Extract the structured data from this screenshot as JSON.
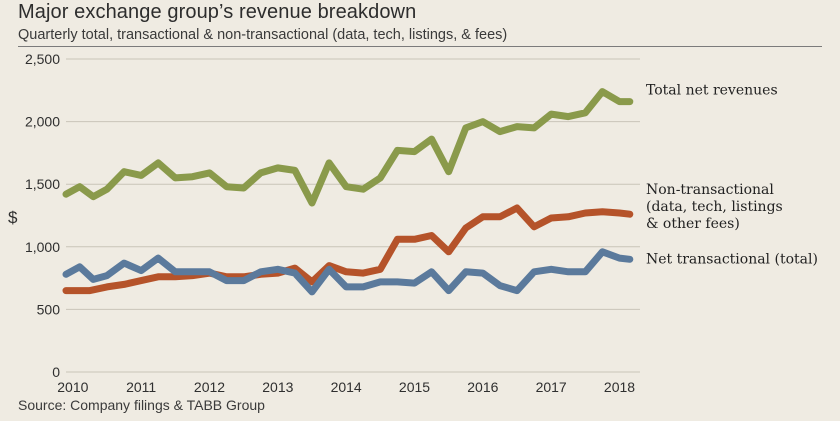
{
  "header": {
    "title": "Major exchange group’s revenue breakdown",
    "subtitle": "Quarterly total, transactional & non-transactional (data, tech, listings, & fees)"
  },
  "footer": {
    "source": "Source: Company filings & TABB Group"
  },
  "colors": {
    "total": "#8a9a4b",
    "nontrans": "#b5532a",
    "trans": "#5b7a9c",
    "grid": "#c9c4b8",
    "background": "#efebe2"
  },
  "chart_data": {
    "type": "line",
    "title": "Major exchange group’s revenue breakdown",
    "subtitle": "Quarterly total, transactional & non-transactional (data, tech, listings, & fees)",
    "xlabel": "",
    "ylabel": "$",
    "ylim": [
      0,
      2500
    ],
    "yticks": [
      0,
      500,
      1000,
      1500,
      2000,
      2500
    ],
    "ytick_labels": [
      "0",
      "500",
      "1,000",
      "1,500",
      "2,000",
      "2,500"
    ],
    "xlim": [
      2009.9,
      2018.3
    ],
    "xticks": [
      2010,
      2011,
      2012,
      2013,
      2014,
      2015,
      2016,
      2017,
      2018
    ],
    "xtick_labels": [
      "2010",
      "2011",
      "2012",
      "2013",
      "2014",
      "2015",
      "2016",
      "2017",
      "2018"
    ],
    "grid": true,
    "series": [
      {
        "key": "total",
        "name": "Total net revenues",
        "legend_lines": [
          "Total net revenues"
        ],
        "color": "#8a9a4b",
        "x": [
          2009.9,
          2010.1,
          2010.3,
          2010.5,
          2010.75,
          2011.0,
          2011.25,
          2011.5,
          2011.75,
          2012.0,
          2012.25,
          2012.5,
          2012.75,
          2013.0,
          2013.25,
          2013.5,
          2013.75,
          2014.0,
          2014.25,
          2014.5,
          2014.75,
          2015.0,
          2015.25,
          2015.5,
          2015.75,
          2016.0,
          2016.25,
          2016.5,
          2016.75,
          2017.0,
          2017.25,
          2017.5,
          2017.75,
          2018.0,
          2018.15
        ],
        "values": [
          1420,
          1480,
          1400,
          1460,
          1600,
          1570,
          1670,
          1550,
          1560,
          1590,
          1480,
          1470,
          1590,
          1630,
          1610,
          1350,
          1670,
          1480,
          1460,
          1550,
          1770,
          1760,
          1860,
          1600,
          1950,
          2000,
          1920,
          1960,
          1950,
          2060,
          2040,
          2070,
          2240,
          2160,
          2160
        ]
      },
      {
        "key": "nontrans",
        "name": "Non-transactional (data, tech, listings & other fees)",
        "legend_lines": [
          "Non-transactional",
          "(data, tech, listings",
          "& other fees)"
        ],
        "color": "#b5532a",
        "x": [
          2009.9,
          2010.25,
          2010.5,
          2010.75,
          2011.0,
          2011.25,
          2011.5,
          2011.75,
          2012.0,
          2012.25,
          2012.5,
          2012.75,
          2013.0,
          2013.25,
          2013.5,
          2013.75,
          2014.0,
          2014.25,
          2014.5,
          2014.75,
          2015.0,
          2015.25,
          2015.5,
          2015.75,
          2016.0,
          2016.25,
          2016.5,
          2016.75,
          2017.0,
          2017.25,
          2017.5,
          2017.75,
          2018.0,
          2018.15
        ],
        "values": [
          650,
          650,
          680,
          700,
          730,
          760,
          760,
          770,
          790,
          760,
          760,
          780,
          790,
          830,
          720,
          850,
          800,
          790,
          820,
          1060,
          1060,
          1090,
          960,
          1150,
          1240,
          1240,
          1310,
          1160,
          1230,
          1240,
          1270,
          1280,
          1270,
          1260
        ]
      },
      {
        "key": "trans",
        "name": "Net transactional (total)",
        "legend_lines": [
          "Net transactional (total)"
        ],
        "color": "#5b7a9c",
        "x": [
          2009.9,
          2010.1,
          2010.3,
          2010.5,
          2010.75,
          2011.0,
          2011.25,
          2011.5,
          2011.75,
          2012.0,
          2012.25,
          2012.5,
          2012.75,
          2013.0,
          2013.25,
          2013.5,
          2013.75,
          2014.0,
          2014.25,
          2014.5,
          2014.75,
          2015.0,
          2015.25,
          2015.5,
          2015.75,
          2016.0,
          2016.25,
          2016.5,
          2016.75,
          2017.0,
          2017.25,
          2017.5,
          2017.75,
          2018.0,
          2018.15
        ],
        "values": [
          780,
          840,
          740,
          770,
          870,
          810,
          910,
          800,
          800,
          800,
          730,
          730,
          800,
          820,
          790,
          640,
          820,
          680,
          680,
          720,
          720,
          710,
          800,
          650,
          800,
          790,
          690,
          650,
          800,
          820,
          800,
          800,
          960,
          910,
          900
        ]
      }
    ]
  }
}
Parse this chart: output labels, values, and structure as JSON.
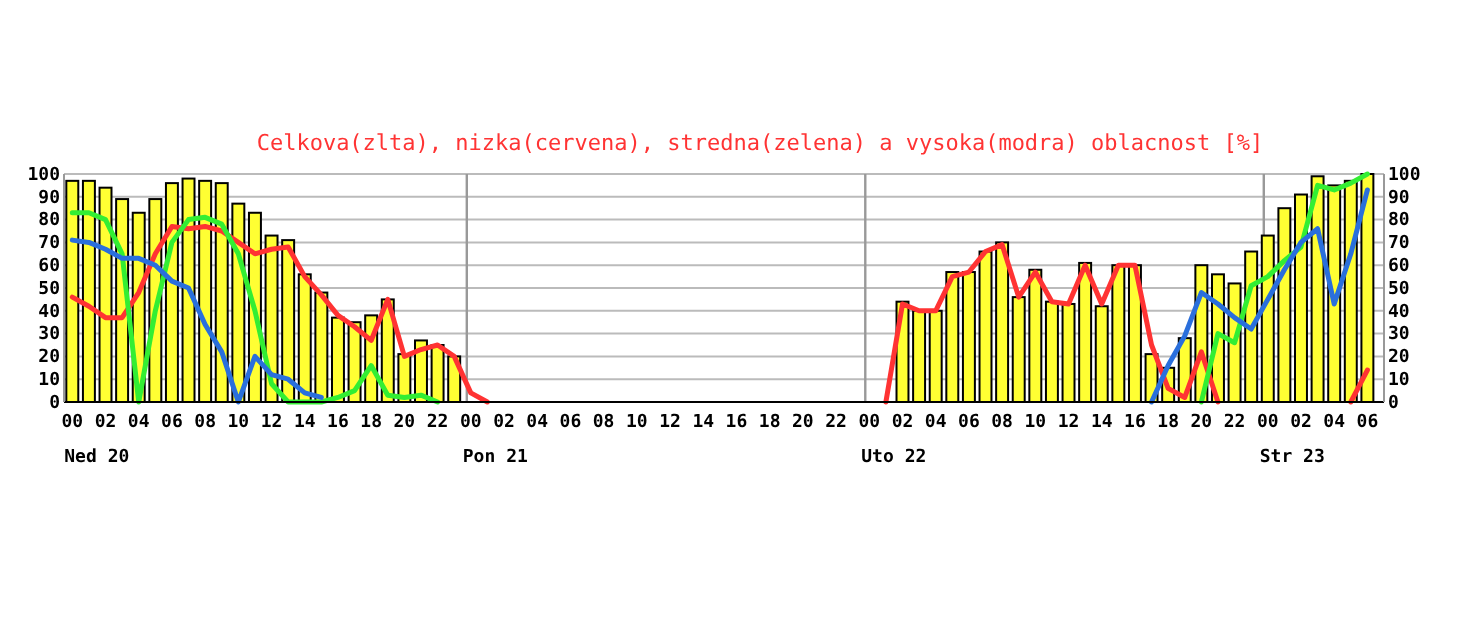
{
  "chart_data": {
    "type": "bar",
    "title": "Celkova(zlta), nizka(cervena), stredna(zelena) a vysoka(modra) oblacnost [%]",
    "x": [
      0,
      1,
      2,
      3,
      4,
      5,
      6,
      7,
      8,
      9,
      10,
      11,
      12,
      13,
      14,
      15,
      16,
      17,
      18,
      19,
      20,
      21,
      22,
      23,
      24,
      25,
      26,
      27,
      28,
      29,
      30,
      31,
      32,
      33,
      34,
      35,
      36,
      37,
      38,
      39,
      40,
      41,
      42,
      43,
      44,
      45,
      46,
      47,
      48,
      49,
      50,
      51,
      52,
      53,
      54,
      55,
      56,
      57,
      58,
      59,
      60,
      61,
      62,
      63,
      64,
      65,
      66,
      67,
      68,
      69,
      70,
      71,
      72,
      73,
      74,
      75,
      76,
      77,
      78
    ],
    "series": [
      {
        "color": "#ffff33",
        "values": [
          97,
          97,
          94,
          89,
          83,
          89,
          96,
          98,
          97,
          96,
          87,
          83,
          73,
          71,
          56,
          48,
          37,
          35,
          38,
          45,
          21,
          27,
          25,
          20,
          null,
          null,
          null,
          null,
          null,
          null,
          null,
          null,
          null,
          null,
          null,
          null,
          null,
          null,
          null,
          null,
          null,
          null,
          null,
          null,
          null,
          null,
          null,
          null,
          null,
          null,
          44,
          40,
          40,
          57,
          57,
          66,
          70,
          46,
          58,
          44,
          43,
          61,
          42,
          60,
          60,
          21,
          15,
          28,
          60,
          56,
          52,
          66,
          73,
          85,
          91,
          99,
          95,
          97,
          100
        ]
      },
      {
        "type": "line",
        "color": "#ff3333",
        "values": [
          46,
          42,
          37,
          37,
          48,
          65,
          77,
          76,
          77,
          75,
          70,
          65,
          67,
          68,
          55,
          47,
          38,
          33,
          27,
          45,
          20,
          23,
          25,
          20,
          4,
          0,
          null,
          null,
          null,
          null,
          null,
          null,
          null,
          null,
          null,
          null,
          null,
          null,
          null,
          null,
          null,
          null,
          null,
          null,
          null,
          null,
          null,
          null,
          null,
          0,
          43,
          40,
          40,
          55,
          57,
          66,
          69,
          46,
          57,
          44,
          43,
          60,
          43,
          60,
          60,
          25,
          6,
          2,
          22,
          0,
          null,
          null,
          null,
          null,
          null,
          null,
          null,
          0,
          14
        ]
      },
      {
        "type": "line",
        "color": "#33ee33",
        "values": [
          83,
          83,
          80,
          65,
          0,
          40,
          70,
          80,
          81,
          78,
          65,
          40,
          8,
          0,
          0,
          0,
          2,
          5,
          16,
          3,
          2,
          3,
          0,
          null,
          null,
          null,
          null,
          null,
          null,
          null,
          null,
          null,
          null,
          null,
          null,
          null,
          null,
          null,
          null,
          null,
          null,
          null,
          null,
          null,
          null,
          null,
          null,
          null,
          null,
          null,
          null,
          null,
          null,
          null,
          null,
          null,
          null,
          null,
          null,
          null,
          null,
          null,
          null,
          null,
          null,
          null,
          null,
          null,
          0,
          30,
          26,
          51,
          55,
          62,
          68,
          95,
          93,
          96,
          100
        ]
      },
      {
        "type": "line",
        "color": "#2a6fdc",
        "values": [
          71,
          70,
          67,
          63,
          63,
          60,
          53,
          50,
          34,
          22,
          0,
          20,
          12,
          10,
          4,
          2,
          null,
          null,
          null,
          null,
          null,
          null,
          null,
          null,
          null,
          null,
          null,
          null,
          null,
          null,
          null,
          null,
          null,
          null,
          null,
          null,
          null,
          null,
          null,
          null,
          null,
          null,
          null,
          null,
          null,
          null,
          null,
          null,
          null,
          null,
          null,
          null,
          null,
          null,
          null,
          null,
          null,
          null,
          null,
          null,
          null,
          null,
          null,
          null,
          null,
          0,
          16,
          29,
          48,
          43,
          37,
          32,
          45,
          58,
          70,
          76,
          43,
          65,
          93
        ]
      }
    ],
    "xlim": [
      -0.5,
      79
    ],
    "xticks": [
      {
        "value": 0,
        "label": "00"
      },
      {
        "value": 2,
        "label": "02"
      },
      {
        "value": 4,
        "label": "04"
      },
      {
        "value": 6,
        "label": "06"
      },
      {
        "value": 8,
        "label": "08"
      },
      {
        "value": 10,
        "label": "10"
      },
      {
        "value": 12,
        "label": "12"
      },
      {
        "value": 14,
        "label": "14"
      },
      {
        "value": 16,
        "label": "16"
      },
      {
        "value": 18,
        "label": "18"
      },
      {
        "value": 20,
        "label": "20"
      },
      {
        "value": 22,
        "label": "22"
      },
      {
        "value": 24,
        "label": "00"
      },
      {
        "value": 26,
        "label": "02"
      },
      {
        "value": 28,
        "label": "04"
      },
      {
        "value": 30,
        "label": "06"
      },
      {
        "value": 32,
        "label": "08"
      },
      {
        "value": 34,
        "label": "10"
      },
      {
        "value": 36,
        "label": "12"
      },
      {
        "value": 38,
        "label": "14"
      },
      {
        "value": 40,
        "label": "16"
      },
      {
        "value": 42,
        "label": "18"
      },
      {
        "value": 44,
        "label": "20"
      },
      {
        "value": 46,
        "label": "22"
      },
      {
        "value": 48,
        "label": "00"
      },
      {
        "value": 50,
        "label": "02"
      },
      {
        "value": 52,
        "label": "04"
      },
      {
        "value": 54,
        "label": "06"
      },
      {
        "value": 56,
        "label": "08"
      },
      {
        "value": 58,
        "label": "10"
      },
      {
        "value": 60,
        "label": "12"
      },
      {
        "value": 62,
        "label": "14"
      },
      {
        "value": 64,
        "label": "16"
      },
      {
        "value": 66,
        "label": "18"
      },
      {
        "value": 68,
        "label": "20"
      },
      {
        "value": 70,
        "label": "22"
      },
      {
        "value": 72,
        "label": "00"
      },
      {
        "value": 74,
        "label": "02"
      },
      {
        "value": 76,
        "label": "04"
      },
      {
        "value": 78,
        "label": "06"
      }
    ],
    "annotations": [
      "Ned 20",
      "Pon 21",
      "Uto 22",
      "Str 23"
    ],
    "ylim": [
      0,
      100
    ],
    "yticks": [
      0,
      10,
      20,
      30,
      40,
      50,
      60,
      70,
      80,
      90,
      100
    ],
    "y2lim": [
      0,
      100
    ],
    "y2ticks": [
      0,
      10,
      20,
      30,
      40,
      50,
      60,
      70,
      80,
      90,
      100
    ],
    "grid": "y",
    "ref_lines": [
      {
        "axis": "x",
        "value": 24,
        "color": "#999999"
      },
      {
        "axis": "x",
        "value": 48,
        "color": "#999999"
      },
      {
        "axis": "x",
        "value": 72,
        "color": "#999999"
      }
    ]
  }
}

Aim.
Find how many lines of the entries contain "name". Respond with the number only.

Written answer.
3